---------- STORED ROWS

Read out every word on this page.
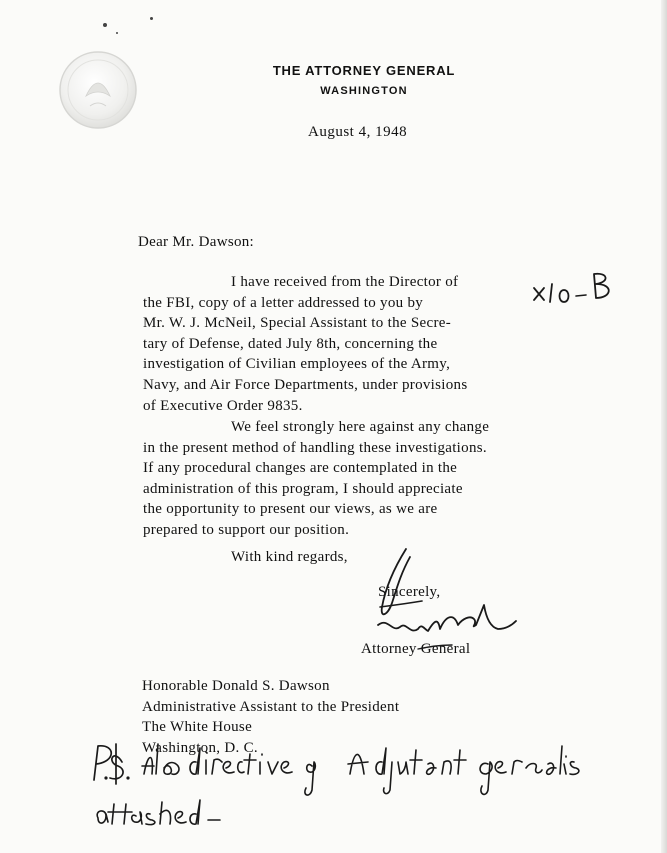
THE ATTORNEY GENERAL
WASHINGTON
August 4, 1948
Dear Mr. Dawson:
I have received from the Director of
the FBI, copy of a letter addressed to you by
Mr. W. J. McNeil, Special Assistant to the Secre-
tary of Defense, dated July 8th, concerning the
investigation of Civilian employees of the Army,
Navy, and Air Force Departments, under provisions
of Executive Order 9835.
We feel strongly here against any change
in the present method of handling these investigations.
If any procedural changes are contemplated in the
administration of this program, I should appreciate
the opportunity to present our views, as we are
prepared to support our position.
With kind regards,
Sincerely,
Attorney General
Honorable Donald S. Dawson
Administrative Assistant to the President
The White House
Washington, D. C.
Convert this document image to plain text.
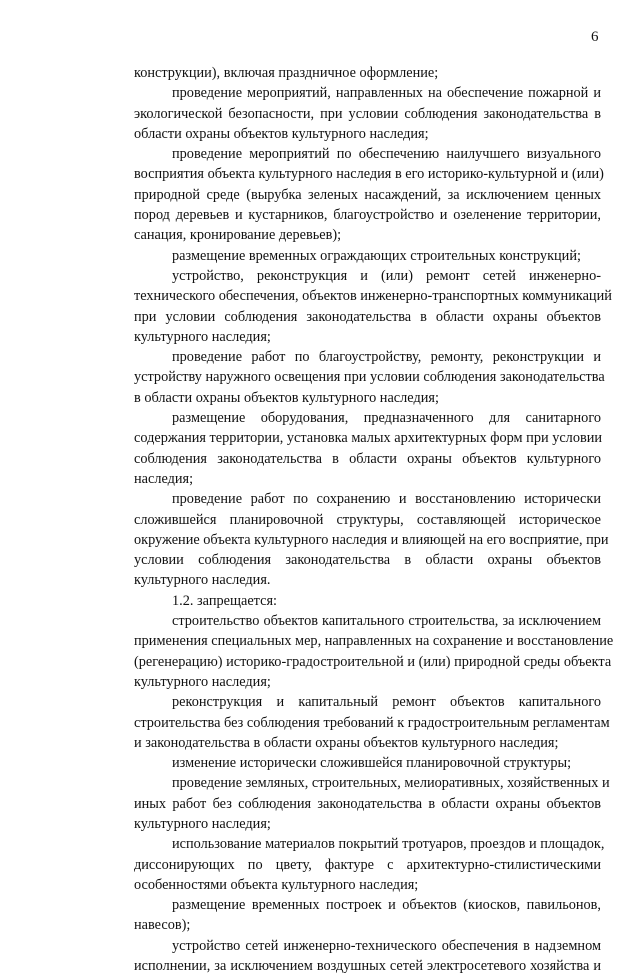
6
конструкции), включая праздничное оформление;
проведение мероприятий, направленных на обеспечение пожарной и
экологической безопасности, при условии соблюдения законодательства в
области охраны объектов культурного наследия;
проведение мероприятий по обеспечению наилучшего визуального
восприятия объекта культурного наследия в его историко-культурной и (или)
природной среде (вырубка зеленых насаждений, за исключением ценных
пород деревьев и кустарников, благоустройство и озеленение территории,
санация, кронирование деревьев);
размещение временных ограждающих строительных конструкций;
устройство, реконструкция и (или) ремонт сетей инженерно-
технического обеспечения, объектов инженерно-транспортных коммуникаций
при условии соблюдения законодательства в области охраны объектов
культурного наследия;
проведение работ по благоустройству, ремонту, реконструкции и
устройству наружного освещения при условии соблюдения законодательства
в области охраны объектов культурного наследия;
размещение оборудования, предназначенного для санитарного
содержания территории, установка малых архитектурных форм при условии
соблюдения законодательства в области охраны объектов культурного
наследия;
проведение работ по сохранению и восстановлению исторически
сложившейся планировочной структуры, составляющей историческое
окружение объекта культурного наследия и влияющей на его восприятие, при
условии соблюдения законодательства в области охраны объектов
культурного наследия.
1.2. запрещается:
строительство объектов капитального строительства, за исключением
применения специальных мер, направленных на сохранение и восстановление
(регенерацию) историко-градостроительной и (или) природной среды объекта
культурного наследия;
реконструкция и капитальный ремонт объектов капитального
строительства без соблюдения требований к градостроительным регламентам
и законодательства в области охраны объектов культурного наследия;
изменение исторически сложившейся планировочной структуры;
проведение земляных, строительных, мелиоративных, хозяйственных и
иных работ без соблюдения законодательства в области охраны объектов
культурного наследия;
использование материалов покрытий тротуаров, проездов и площадок,
диссонирующих по цвету, фактуре с архитектурно-стилистическими
особенностями объекта культурного наследия;
размещение временных построек и объектов (киосков, павильонов,
навесов);
устройство сетей инженерно-технического обеспечения в надземном
исполнении, за исключением воздушных сетей электросетевого хозяйства и
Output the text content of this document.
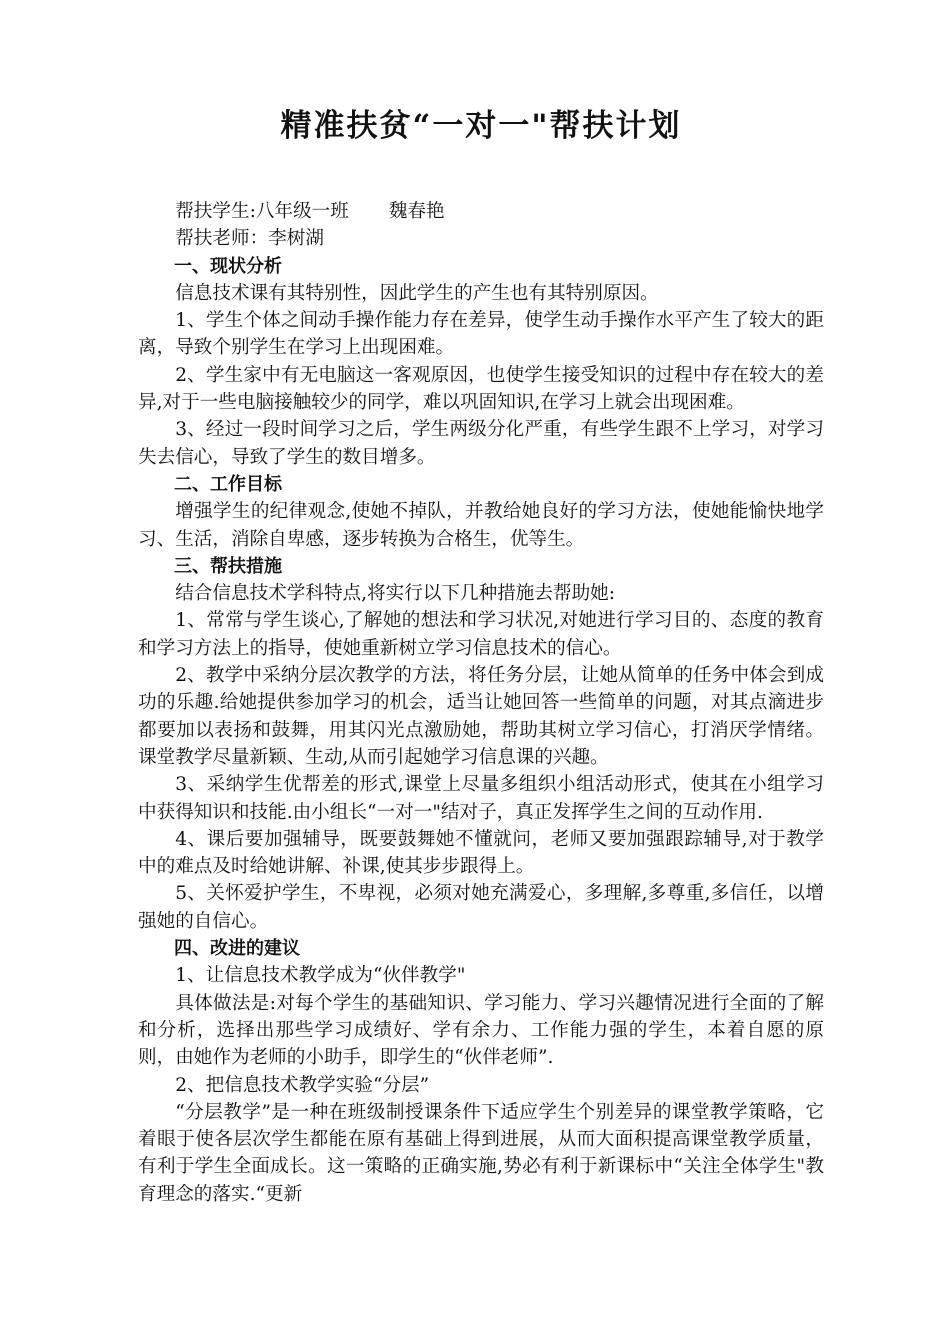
精准扶贫“一对一"帮扶计划

帮扶学生:八年级一班 魏春艳

帮扶老师：李树湖

一、现状分析

信息技术课有其特别性，因此学生的产生也有其特别原因。

1、学生个体之间动手操作能力存在差异，使学生动手操作水平产生了较大的距离，导致个别学生在学习上出现困难。

2、学生家中有无电脑这一客观原因，也使学生接受知识的过程中存在较大的差异,对于一些电脑接触较少的同学，难以巩固知识,在学习上就会出现困难。

3、经过一段时间学习之后，学生两级分化严重，有些学生跟不上学习，对学习失去信心，导致了学生的数目增多。

二、工作目标

增强学生的纪律观念,使她不掉队，并教给她良好的学习方法，使她能愉快地学习、生活，消除自卑感，逐步转换为合格生，优等生。

三、帮扶措施

结合信息技术学科特点,将实行以下几种措施去帮助她:

1、常常与学生谈心,了解她的想法和学习状况,对她进行学习目的、态度的教育和学习方法上的指导，使她重新树立学习信息技术的信心。

2、教学中采纳分层次教学的方法，将任务分层，让她从简单的任务中体会到成功的乐趣.给她提供参加学习的机会，适当让她回答一些简单的问题，对其点滴进步都要加以表扬和鼓舞，用其闪光点激励她，帮助其树立学习信心，打消厌学情绪。课堂教学尽量新颖、生动,从而引起她学习信息课的兴趣。

3、采纳学生优帮差的形式,课堂上尽量多组织小组活动形式，使其在小组学习中获得知识和技能.由小组长“一对一"结对子，真正发挥学生之间的互动作用.

4、课后要加强辅导，既要鼓舞她不懂就问，老师又要加强跟踪辅导,对于教学中的难点及时给她讲解、补课,使其步步跟得上。

5、关怀爱护学生，不卑视，必须对她充满爱心，多理解,多尊重,多信任，以增强她的自信心。

四、改进的建议

1、让信息技术教学成为“伙伴教学"

具体做法是:对每个学生的基础知识、学习能力、学习兴趣情况进行全面的了解和分析，选择出那些学习成绩好、学有余力、工作能力强的学生，本着自愿的原则，由她作为老师的小助手，即学生的“伙伴老师”.

2、把信息技术教学实验“分层”

“分层教学”是一种在班级制授课条件下适应学生个别差异的课堂教学策略，它着眼于使各层次学生都能在原有基础上得到进展，从而大面积提高课堂教学质量，有利于学生全面成长。这一策略的正确实施,势必有利于新课标中“关注全体学生"教育理念的落实.“更新
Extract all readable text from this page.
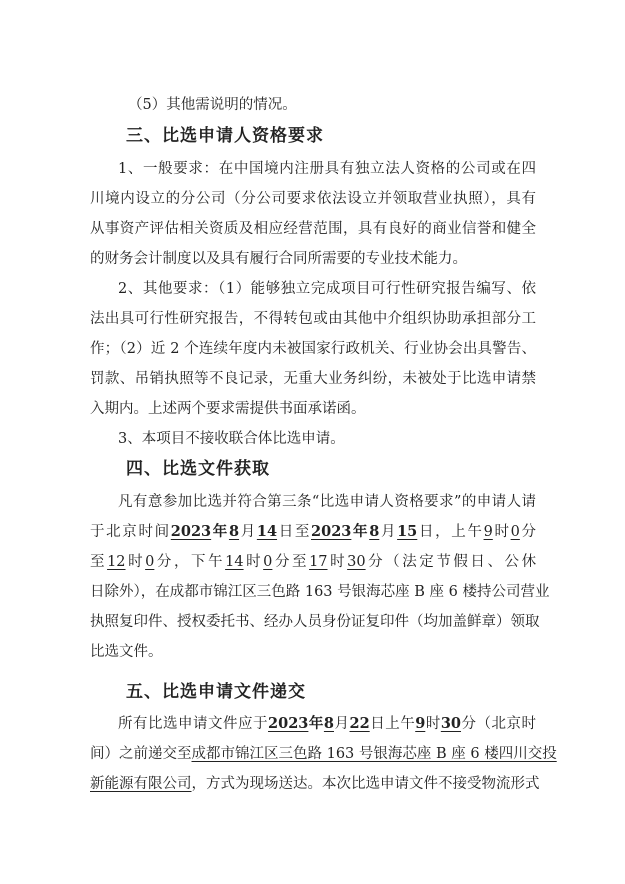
（5）其他需说明的情况。
三、比选申请人资格要求
1、一般要求：在中国境内注册具有独立法人资格的公司或在四
川境内设立的分公司（分公司要求依法设立并领取营业执照），具有
从事资产评估相关资质及相应经营范围，具有良好的商业信誉和健全
的财务会计制度以及具有履行合同所需要的专业技术能力。
2、其他要求：（1）能够独立完成项目可行性研究报告编写、依
法出具可行性研究报告，不得转包或由其他中介组织协助承担部分工
作；（2）近 2 个连续年度内未被国家行政机关、行业协会出具警告、
罚款、吊销执照等不良记录，无重大业务纠纷，未被处于比选申请禁
入期内。上述两个要求需提供书面承诺函。
3、本项目不接收联合体比选申请。
四、比选文件获取
凡有意参加比选并符合第三条“比选申请人资格要求”的申请人请
于北京时间2023年8月14日至2023年8月15日，上午9时0分
至12时0分，下午14时0分至17时30分（法定节假日、公休
日除外），在成都市锦江区三色路 163 号银海芯座 B 座 6 楼持公司营业
执照复印件、授权委托书、经办人员身份证复印件（均加盖鲜章）领取
比选文件。
五、比选申请文件递交
所有比选申请文件应于2023年8月22日上午9时30分（北京时
间）之前递交至成都市锦江区三色路 163 号银海芯座 B 座 6 楼四川交投
新能源有限公司，方式为现场送达。本次比选申请文件不接受物流形式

--------------------

## PROBLEM REQUIREMENTS
Your copy of the data above should match it exactly, except that pictures are left out.

## WRITTEN REPLY
Read out every word on this page.
THE ATTORNEY GENERAL
WASHINGTON
August 4, 1948
Dear Mr. Dawson:
I have received from the Director of
the FBI, copy of a letter addressed to you by
Mr. W. J. McNeil, Special Assistant to the Secre-
tary of Defense, dated July 8th, concerning the
investigation of Civilian employees of the Army,
Navy, and Air Force Departments, under provisions
of Executive Order 9835.
We feel strongly here against any change
in the present method of handling these investigations.
If any procedural changes are contemplated in the
administration of this program, I should appreciate
the opportunity to present our views, as we are
prepared to support our position.
With kind regards,
Sincerely,
Attorney General
Honorable Donald S. Dawson
Administrative Assistant to the President
The White House
Washington, D. C.
Convert this document image to plain text.
6
конструкции), включая праздничное оформление;
проведение мероприятий, направленных на обеспечение пожарной и
экологической безопасности, при условии соблюдения законодательства в
области охраны объектов культурного наследия;
проведение мероприятий по обеспечению наилучшего визуального
восприятия объекта культурного наследия в его историко-культурной и (или)
природной среде (вырубка зеленых насаждений, за исключением ценных
пород деревьев и кустарников, благоустройство и озеленение территории,
санация, кронирование деревьев);
размещение временных ограждающих строительных конструкций;
устройство, реконструкция и (или) ремонт сетей инженерно-
технического обеспечения, объектов инженерно-транспортных коммуникаций
при условии соблюдения законодательства в области охраны объектов
культурного наследия;
проведение работ по благоустройству, ремонту, реконструкции и
устройству наружного освещения при условии соблюдения законодательства
в области охраны объектов культурного наследия;
размещение оборудования, предназначенного для санитарного
содержания территории, установка малых архитектурных форм при условии
соблюдения законодательства в области охраны объектов культурного
наследия;
проведение работ по сохранению и восстановлению исторически
сложившейся планировочной структуры, составляющей историческое
окружение объекта культурного наследия и влияющей на его восприятие, при
условии соблюдения законодательства в области охраны объектов
культурного наследия.
1.2. запрещается:
строительство объектов капитального строительства, за исключением
применения специальных мер, направленных на сохранение и восстановление
(регенерацию) историко-градостроительной и (или) природной среды объекта
культурного наследия;
реконструкция и капитальный ремонт объектов капитального
строительства без соблюдения требований к градостроительным регламентам
и законодательства в области охраны объектов культурного наследия;
изменение исторически сложившейся планировочной структуры;
проведение земляных, строительных, мелиоративных, хозяйственных и
иных работ без соблюдения законодательства в области охраны объектов
культурного наследия;
использование материалов покрытий тротуаров, проездов и площадок,
диссонирующих по цвету, фактуре с архитектурно-стилистическими
особенностями объекта культурного наследия;
размещение временных построек и объектов (киосков, павильонов,
навесов);
устройство сетей инженерно-технического обеспечения в надземном
исполнении, за исключением воздушных сетей электросетевого хозяйства и
Output the text content of this document.
精准扶贫“一对一"帮扶计划

帮扶学生:八年级一班 魏春艳

帮扶老师：李树湖

一、现状分析

信息技术课有其特别性，因此学生的产生也有其特别原因。

1、学生个体之间动手操作能力存在差异，使学生动手操作水平产生了较大的距离，导致个别学生在学习上出现困难。

2、学生家中有无电脑这一客观原因，也使学生接受知识的过程中存在较大的差异,对于一些电脑接触较少的同学，难以巩固知识,在学习上就会出现困难。

3、经过一段时间学习之后，学生两级分化严重，有些学生跟不上学习，对学习失去信心，导致了学生的数目增多。

二、工作目标

增强学生的纪律观念,使她不掉队，并教给她良好的学习方法，使她能愉快地学习、生活，消除自卑感，逐步转换为合格生，优等生。

三、帮扶措施

结合信息技术学科特点,将实行以下几种措施去帮助她:

1、常常与学生谈心,了解她的想法和学习状况,对她进行学习目的、态度的教育和学习方法上的指导，使她重新树立学习信息技术的信心。

2、教学中采纳分层次教学的方法，将任务分层，让她从简单的任务中体会到成功的乐趣.给她提供参加学习的机会，适当让她回答一些简单的问题，对其点滴进步都要加以表扬和鼓舞，用其闪光点激励她，帮助其树立学习信心，打消厌学情绪。课堂教学尽量新颖、生动,从而引起她学习信息课的兴趣。

3、采纳学生优帮差的形式,课堂上尽量多组织小组活动形式，使其在小组学习中获得知识和技能.由小组长“一对一"结对子，真正发挥学生之间的互动作用.

4、课后要加强辅导，既要鼓舞她不懂就问，老师又要加强跟踪辅导,对于教学中的难点及时给她讲解、补课,使其步步跟得上。

5、关怀爱护学生，不卑视，必须对她充满爱心，多理解,多尊重,多信任，以增强她的自信心。

四、改进的建议

1、让信息技术教学成为“伙伴教学"

具体做法是:对每个学生的基础知识、学习能力、学习兴趣情况进行全面的了解和分析，选择出那些学习成绩好、学有余力、工作能力强的学生，本着自愿的原则，由她作为老师的小助手，即学生的“伙伴老师”.

2、把信息技术教学实验“分层”

“分层教学”是一种在班级制授课条件下适应学生个别差异的课堂教学策略，它着眼于使各层次学生都能在原有基础上得到进展，从而大面积提高课堂教学质量，有利于学生全面成长。这一策略的正确实施,势必有利于新课标中“关注全体学生"教育理念的落实.“更新
Extract all readable text from this page.
（5）其他需说明的情况。
三、比选申请人资格要求
1、一般要求：在中国境内注册具有独立法人资格的公司或在四
川境内设立的分公司（分公司要求依法设立并领取营业执照），具有
从事资产评估相关资质及相应经营范围，具有良好的商业信誉和健全
的财务会计制度以及具有履行合同所需要的专业技术能力。
2、其他要求：（1）能够独立完成项目可行性研究报告编写、依
法出具可行性研究报告，不得转包或由其他中介组织协助承担部分工
作；（2）近 2 个连续年度内未被国家行政机关、行业协会出具警告、
罚款、吊销执照等不良记录，无重大业务纠纷，未被处于比选申请禁
入期内。上述两个要求需提供书面承诺函。
3、本项目不接收联合体比选申请。
四、比选文件获取
凡有意参加比选并符合第三条“比选申请人资格要求”的申请人请
于北京时间2023年8月14日至2023年8月15日，上午9时0分
至12时0分，下午14时0分至17时30分（法定节假日、公休
日除外），在成都市锦江区三色路 163 号银海芯座 B 座 6 楼持公司营业
执照复印件、授权委托书、经办人员身份证复印件（均加盖鲜章）领取
比选文件。
五、比选申请文件递交
所有比选申请文件应于2023年8月22日上午9时30分（北京时
间）之前递交至成都市锦江区三色路 163 号银海芯座 B 座 6 楼四川交投
新能源有限公司，方式为现场送达。本次比选申请文件不接受物流形式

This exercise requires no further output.